= WORK TO DO =
Exclude all pictures, then copy each of the records exactly as written.

__________________________________________________

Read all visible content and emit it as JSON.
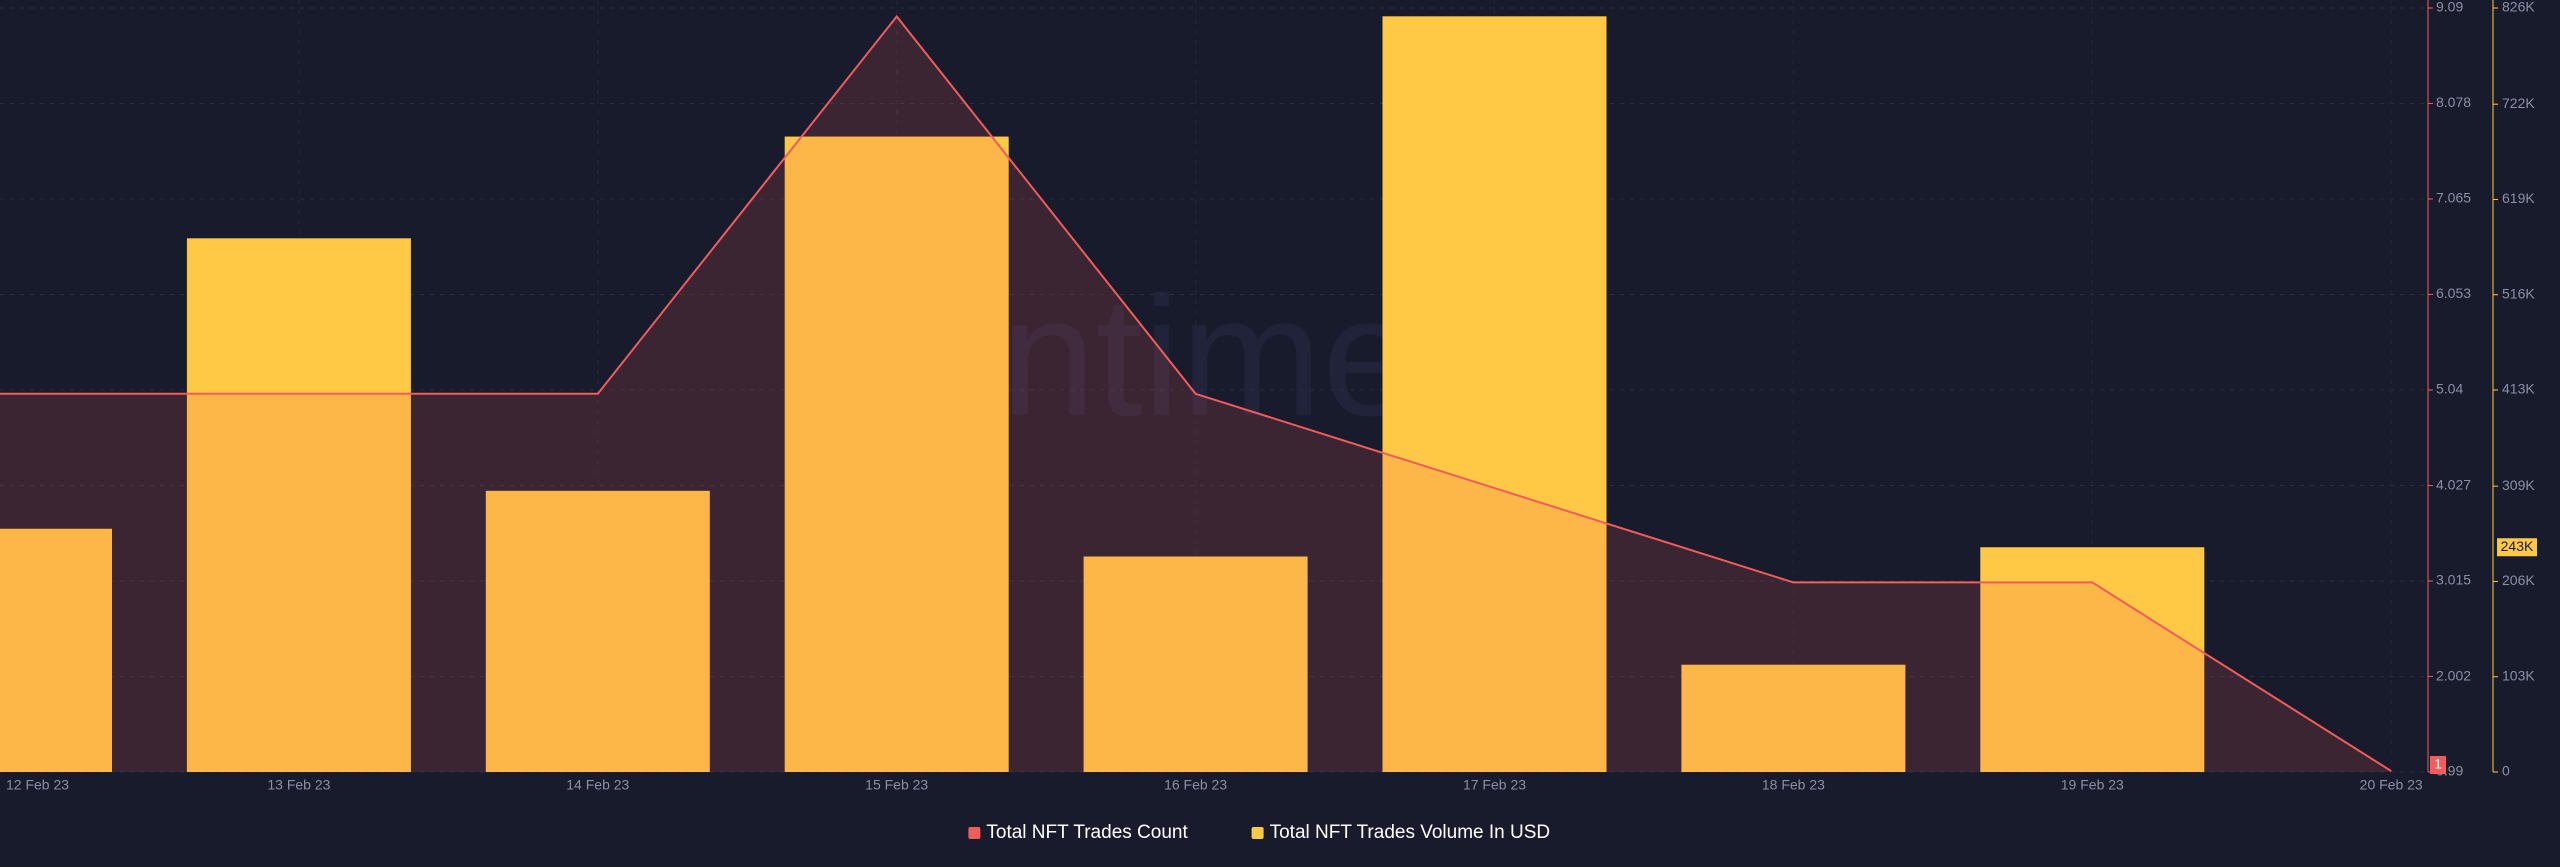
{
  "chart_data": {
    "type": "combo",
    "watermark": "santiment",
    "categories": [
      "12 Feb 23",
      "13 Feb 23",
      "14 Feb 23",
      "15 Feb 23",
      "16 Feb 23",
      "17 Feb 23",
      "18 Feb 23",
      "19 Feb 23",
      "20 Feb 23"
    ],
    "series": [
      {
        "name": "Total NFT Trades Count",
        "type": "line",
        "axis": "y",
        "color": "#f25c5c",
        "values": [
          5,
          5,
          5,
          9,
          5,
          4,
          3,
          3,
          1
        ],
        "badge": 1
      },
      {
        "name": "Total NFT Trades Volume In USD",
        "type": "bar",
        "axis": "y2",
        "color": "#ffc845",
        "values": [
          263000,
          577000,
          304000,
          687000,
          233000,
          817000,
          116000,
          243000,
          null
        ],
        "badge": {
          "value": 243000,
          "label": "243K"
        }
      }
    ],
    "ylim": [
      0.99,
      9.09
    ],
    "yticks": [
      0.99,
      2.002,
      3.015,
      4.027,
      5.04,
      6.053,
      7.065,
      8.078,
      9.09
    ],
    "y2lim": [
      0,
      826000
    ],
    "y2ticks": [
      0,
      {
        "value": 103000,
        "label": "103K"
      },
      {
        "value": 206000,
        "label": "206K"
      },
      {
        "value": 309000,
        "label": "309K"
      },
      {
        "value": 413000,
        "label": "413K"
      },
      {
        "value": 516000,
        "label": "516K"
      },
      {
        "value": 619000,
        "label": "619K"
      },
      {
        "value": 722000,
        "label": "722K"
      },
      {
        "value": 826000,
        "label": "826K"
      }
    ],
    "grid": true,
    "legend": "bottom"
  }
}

__________________________________________________

= RESULT =
Read all visible content and emit it as JSON.
{
  "chart_data": {
    "type": "combo",
    "watermark": "santiment",
    "categories": [
      "12 Feb 23",
      "13 Feb 23",
      "14 Feb 23",
      "15 Feb 23",
      "16 Feb 23",
      "17 Feb 23",
      "18 Feb 23",
      "19 Feb 23",
      "20 Feb 23"
    ],
    "series": [
      {
        "name": "Total NFT Trades Count",
        "type": "line",
        "axis": "y",
        "color": "#f25c5c",
        "values": [
          5,
          5,
          5,
          9,
          5,
          4,
          3,
          3,
          1
        ],
        "badge": 1
      },
      {
        "name": "Total NFT Trades Volume In USD",
        "type": "bar",
        "axis": "y2",
        "color": "#ffc845",
        "values": [
          263000,
          577000,
          304000,
          687000,
          233000,
          817000,
          116000,
          243000,
          null
        ],
        "badge": {
          "value": 243000,
          "label": "243K"
        }
      }
    ],
    "ylim": [
      0.99,
      9.09
    ],
    "yticks": [
      0.99,
      2.002,
      3.015,
      4.027,
      5.04,
      6.053,
      7.065,
      8.078,
      9.09
    ],
    "y2lim": [
      0,
      826000
    ],
    "y2ticks": [
      0,
      {
        "value": 103000,
        "label": "103K"
      },
      {
        "value": 206000,
        "label": "206K"
      },
      {
        "value": 309000,
        "label": "309K"
      },
      {
        "value": 413000,
        "label": "413K"
      },
      {
        "value": 516000,
        "label": "516K"
      },
      {
        "value": 619000,
        "label": "619K"
      },
      {
        "value": 722000,
        "label": "722K"
      },
      {
        "value": 826000,
        "label": "826K"
      }
    ],
    "grid": true,
    "legend": "bottom"
  }
}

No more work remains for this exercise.